Dataset extract:
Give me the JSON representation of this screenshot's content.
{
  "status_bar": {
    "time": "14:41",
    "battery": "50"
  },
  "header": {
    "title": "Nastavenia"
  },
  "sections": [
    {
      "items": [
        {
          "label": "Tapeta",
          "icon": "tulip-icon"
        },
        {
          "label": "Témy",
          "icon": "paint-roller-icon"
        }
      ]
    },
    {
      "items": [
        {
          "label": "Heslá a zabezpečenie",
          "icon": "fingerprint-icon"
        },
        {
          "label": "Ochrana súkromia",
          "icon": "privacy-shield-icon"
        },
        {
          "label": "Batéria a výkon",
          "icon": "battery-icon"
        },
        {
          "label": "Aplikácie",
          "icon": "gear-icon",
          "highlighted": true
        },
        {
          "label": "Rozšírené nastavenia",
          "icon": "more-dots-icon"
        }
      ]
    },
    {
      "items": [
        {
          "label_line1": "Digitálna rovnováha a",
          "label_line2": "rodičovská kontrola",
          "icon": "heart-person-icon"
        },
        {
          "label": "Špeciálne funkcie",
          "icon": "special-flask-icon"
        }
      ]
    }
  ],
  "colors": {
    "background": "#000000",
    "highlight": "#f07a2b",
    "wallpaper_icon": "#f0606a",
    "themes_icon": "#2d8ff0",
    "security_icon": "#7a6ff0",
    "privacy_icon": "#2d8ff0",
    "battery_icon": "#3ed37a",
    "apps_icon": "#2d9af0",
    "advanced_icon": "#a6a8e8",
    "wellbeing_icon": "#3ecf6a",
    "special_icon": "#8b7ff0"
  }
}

To do:
Write out all records exactly, keeping every detail.

Result below:
Give me the JSON representation of this screenshot's content.
{
  "status_bar": {
    "time": "14:41",
    "battery": "50"
  },
  "header": {
    "title": "Nastavenia"
  },
  "sections": [
    {
      "items": [
        {
          "label": "Tapeta",
          "icon": "tulip-icon"
        },
        {
          "label": "Témy",
          "icon": "paint-roller-icon"
        }
      ]
    },
    {
      "items": [
        {
          "label": "Heslá a zabezpečenie",
          "icon": "fingerprint-icon"
        },
        {
          "label": "Ochrana súkromia",
          "icon": "privacy-shield-icon"
        },
        {
          "label": "Batéria a výkon",
          "icon": "battery-icon"
        },
        {
          "label": "Aplikácie",
          "icon": "gear-icon",
          "highlighted": true
        },
        {
          "label": "Rozšírené nastavenia",
          "icon": "more-dots-icon"
        }
      ]
    },
    {
      "items": [
        {
          "label_line1": "Digitálna rovnováha a",
          "label_line2": "rodičovská kontrola",
          "icon": "heart-person-icon"
        },
        {
          "label": "Špeciálne funkcie",
          "icon": "special-flask-icon"
        }
      ]
    }
  ],
  "colors": {
    "background": "#000000",
    "highlight": "#f07a2b",
    "wallpaper_icon": "#f0606a",
    "themes_icon": "#2d8ff0",
    "security_icon": "#7a6ff0",
    "privacy_icon": "#2d8ff0",
    "battery_icon": "#3ed37a",
    "apps_icon": "#2d9af0",
    "advanced_icon": "#a6a8e8",
    "wellbeing_icon": "#3ecf6a",
    "special_icon": "#8b7ff0"
  }
}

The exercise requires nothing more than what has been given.